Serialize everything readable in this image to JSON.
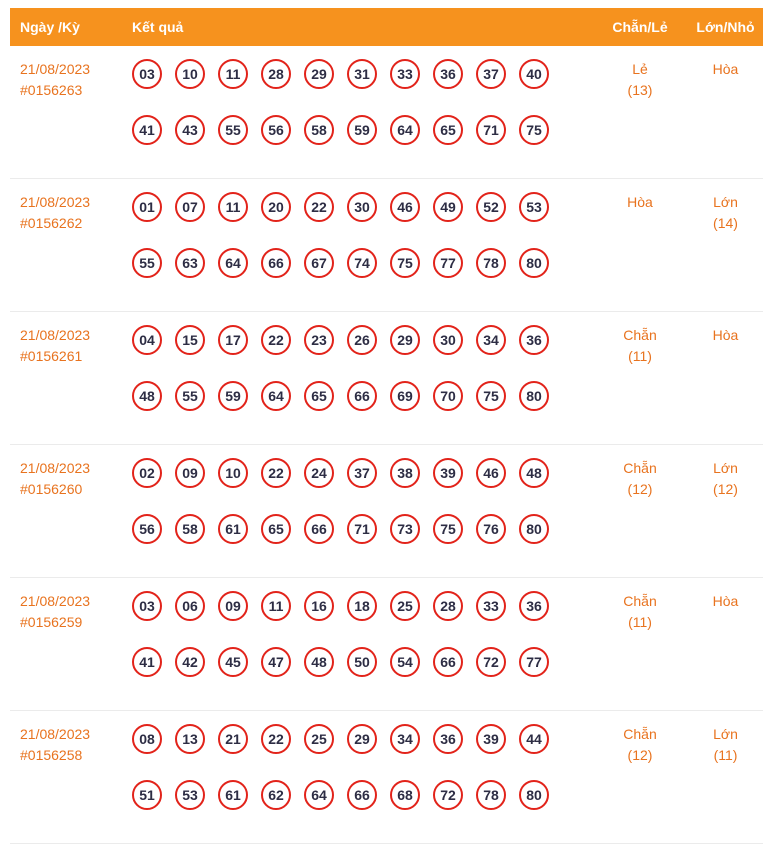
{
  "header": {
    "col_date": "Ngày /Kỳ",
    "col_result": "Kết quả",
    "col_chanle": "Chẵn/Lẻ",
    "col_lonnho": "Lớn/Nhỏ"
  },
  "rows": [
    {
      "date": "21/08/2023",
      "period": "#0156263",
      "line1": [
        "03",
        "10",
        "11",
        "28",
        "29",
        "31",
        "33",
        "36",
        "37",
        "40"
      ],
      "line2": [
        "41",
        "43",
        "55",
        "56",
        "58",
        "59",
        "64",
        "65",
        "71",
        "75"
      ],
      "chanle_value": "Lẻ",
      "chanle_count": "(13)",
      "lonnho_value": "Hòa",
      "lonnho_count": ""
    },
    {
      "date": "21/08/2023",
      "period": "#0156262",
      "line1": [
        "01",
        "07",
        "11",
        "20",
        "22",
        "30",
        "46",
        "49",
        "52",
        "53"
      ],
      "line2": [
        "55",
        "63",
        "64",
        "66",
        "67",
        "74",
        "75",
        "77",
        "78",
        "80"
      ],
      "chanle_value": "Hòa",
      "chanle_count": "",
      "lonnho_value": "Lớn",
      "lonnho_count": "(14)"
    },
    {
      "date": "21/08/2023",
      "period": "#0156261",
      "line1": [
        "04",
        "15",
        "17",
        "22",
        "23",
        "26",
        "29",
        "30",
        "34",
        "36"
      ],
      "line2": [
        "48",
        "55",
        "59",
        "64",
        "65",
        "66",
        "69",
        "70",
        "75",
        "80"
      ],
      "chanle_value": "Chẵn",
      "chanle_count": "(11)",
      "lonnho_value": "Hòa",
      "lonnho_count": ""
    },
    {
      "date": "21/08/2023",
      "period": "#0156260",
      "line1": [
        "02",
        "09",
        "10",
        "22",
        "24",
        "37",
        "38",
        "39",
        "46",
        "48"
      ],
      "line2": [
        "56",
        "58",
        "61",
        "65",
        "66",
        "71",
        "73",
        "75",
        "76",
        "80"
      ],
      "chanle_value": "Chẵn",
      "chanle_count": "(12)",
      "lonnho_value": "Lớn",
      "lonnho_count": "(12)"
    },
    {
      "date": "21/08/2023",
      "period": "#0156259",
      "line1": [
        "03",
        "06",
        "09",
        "11",
        "16",
        "18",
        "25",
        "28",
        "33",
        "36"
      ],
      "line2": [
        "41",
        "42",
        "45",
        "47",
        "48",
        "50",
        "54",
        "66",
        "72",
        "77"
      ],
      "chanle_value": "Chẵn",
      "chanle_count": "(11)",
      "lonnho_value": "Hòa",
      "lonnho_count": ""
    },
    {
      "date": "21/08/2023",
      "period": "#0156258",
      "line1": [
        "08",
        "13",
        "21",
        "22",
        "25",
        "29",
        "34",
        "36",
        "39",
        "44"
      ],
      "line2": [
        "51",
        "53",
        "61",
        "62",
        "64",
        "66",
        "68",
        "72",
        "78",
        "80"
      ],
      "chanle_value": "Chẵn",
      "chanle_count": "(12)",
      "lonnho_value": "Lớn",
      "lonnho_count": "(11)"
    }
  ],
  "colors": {
    "header_bg": "#F6921E",
    "header_text": "#FFFFFF",
    "accent_text": "#E8731F",
    "ball_border": "#E2231A",
    "ball_number": "#2D2D44",
    "row_divider": "#EBEBEB",
    "background": "#FFFFFF"
  }
}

———

## Exercise requirements
Transcribe the complete set of entries verbatim. No pictures belong in the copy.

## Exercise output
Serialize everything readable in this image to JSON.
{
  "header": {
    "col_date": "Ngày /Kỳ",
    "col_result": "Kết quả",
    "col_chanle": "Chẵn/Lẻ",
    "col_lonnho": "Lớn/Nhỏ"
  },
  "rows": [
    {
      "date": "21/08/2023",
      "period": "#0156263",
      "line1": [
        "03",
        "10",
        "11",
        "28",
        "29",
        "31",
        "33",
        "36",
        "37",
        "40"
      ],
      "line2": [
        "41",
        "43",
        "55",
        "56",
        "58",
        "59",
        "64",
        "65",
        "71",
        "75"
      ],
      "chanle_value": "Lẻ",
      "chanle_count": "(13)",
      "lonnho_value": "Hòa",
      "lonnho_count": ""
    },
    {
      "date": "21/08/2023",
      "period": "#0156262",
      "line1": [
        "01",
        "07",
        "11",
        "20",
        "22",
        "30",
        "46",
        "49",
        "52",
        "53"
      ],
      "line2": [
        "55",
        "63",
        "64",
        "66",
        "67",
        "74",
        "75",
        "77",
        "78",
        "80"
      ],
      "chanle_value": "Hòa",
      "chanle_count": "",
      "lonnho_value": "Lớn",
      "lonnho_count": "(14)"
    },
    {
      "date": "21/08/2023",
      "period": "#0156261",
      "line1": [
        "04",
        "15",
        "17",
        "22",
        "23",
        "26",
        "29",
        "30",
        "34",
        "36"
      ],
      "line2": [
        "48",
        "55",
        "59",
        "64",
        "65",
        "66",
        "69",
        "70",
        "75",
        "80"
      ],
      "chanle_value": "Chẵn",
      "chanle_count": "(11)",
      "lonnho_value": "Hòa",
      "lonnho_count": ""
    },
    {
      "date": "21/08/2023",
      "period": "#0156260",
      "line1": [
        "02",
        "09",
        "10",
        "22",
        "24",
        "37",
        "38",
        "39",
        "46",
        "48"
      ],
      "line2": [
        "56",
        "58",
        "61",
        "65",
        "66",
        "71",
        "73",
        "75",
        "76",
        "80"
      ],
      "chanle_value": "Chẵn",
      "chanle_count": "(12)",
      "lonnho_value": "Lớn",
      "lonnho_count": "(12)"
    },
    {
      "date": "21/08/2023",
      "period": "#0156259",
      "line1": [
        "03",
        "06",
        "09",
        "11",
        "16",
        "18",
        "25",
        "28",
        "33",
        "36"
      ],
      "line2": [
        "41",
        "42",
        "45",
        "47",
        "48",
        "50",
        "54",
        "66",
        "72",
        "77"
      ],
      "chanle_value": "Chẵn",
      "chanle_count": "(11)",
      "lonnho_value": "Hòa",
      "lonnho_count": ""
    },
    {
      "date": "21/08/2023",
      "period": "#0156258",
      "line1": [
        "08",
        "13",
        "21",
        "22",
        "25",
        "29",
        "34",
        "36",
        "39",
        "44"
      ],
      "line2": [
        "51",
        "53",
        "61",
        "62",
        "64",
        "66",
        "68",
        "72",
        "78",
        "80"
      ],
      "chanle_value": "Chẵn",
      "chanle_count": "(12)",
      "lonnho_value": "Lớn",
      "lonnho_count": "(11)"
    }
  ],
  "colors": {
    "header_bg": "#F6921E",
    "header_text": "#FFFFFF",
    "accent_text": "#E8731F",
    "ball_border": "#E2231A",
    "ball_number": "#2D2D44",
    "row_divider": "#EBEBEB",
    "background": "#FFFFFF"
  }
}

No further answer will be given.